WHAT THIS TASK INVOLVES: Lines containing the string "Node" are to be collected in full.

-- Begin SUPPLIED MATERIAL --

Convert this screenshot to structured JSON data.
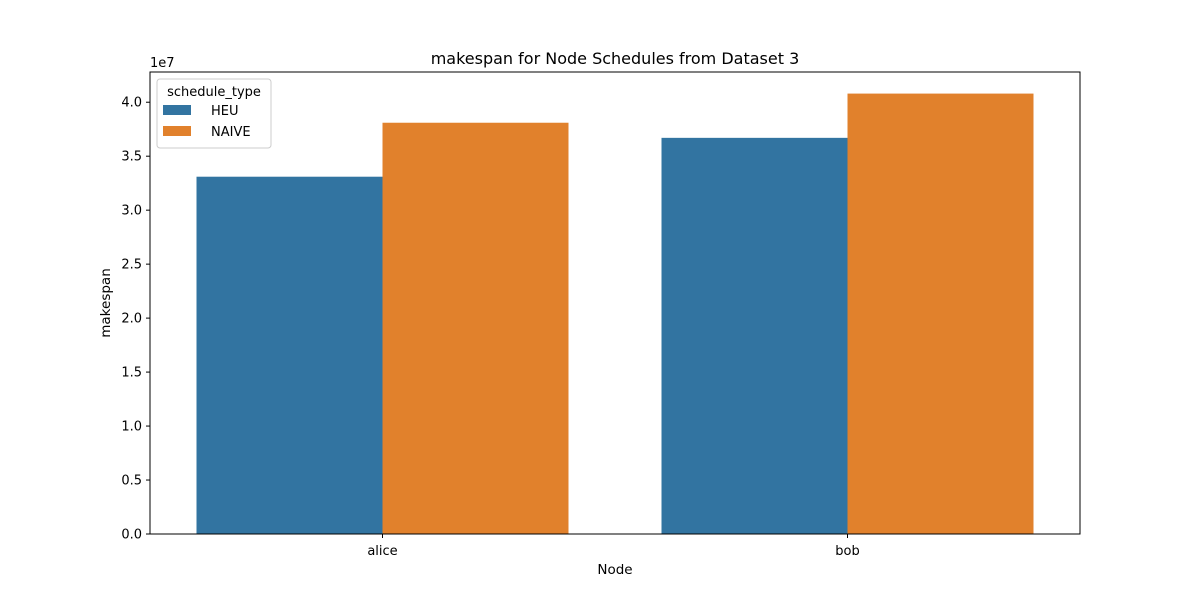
{
  "chart_data": {
    "type": "bar",
    "title": "makespan for Node Schedules from Dataset 3",
    "xlabel": "Node",
    "ylabel": "makespan",
    "y_offset_label": "1e7",
    "y_scale": 10000000,
    "categories": [
      "alice",
      "bob"
    ],
    "series": [
      {
        "name": "HEU",
        "color": "#3274a1",
        "values": [
          33100000,
          36700000
        ]
      },
      {
        "name": "NAIVE",
        "color": "#e1812c",
        "values": [
          38100000,
          40800000
        ]
      }
    ],
    "ylim": [
      0,
      42800000
    ],
    "yticks": [
      0,
      5000000,
      10000000,
      15000000,
      20000000,
      25000000,
      30000000,
      35000000,
      40000000
    ],
    "ytick_labels": [
      "0.0",
      "0.5",
      "1.0",
      "1.5",
      "2.0",
      "2.5",
      "3.0",
      "3.5",
      "4.0"
    ],
    "legend": {
      "title": "schedule_type",
      "position": "top-left"
    },
    "grid": false
  }
}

-- End SUPPLIED MATERIAL --

SOLUTION TO THIS PROBLEM:
    "title": "makespan for Node Schedules from Dataset 3",
    "xlabel": "Node",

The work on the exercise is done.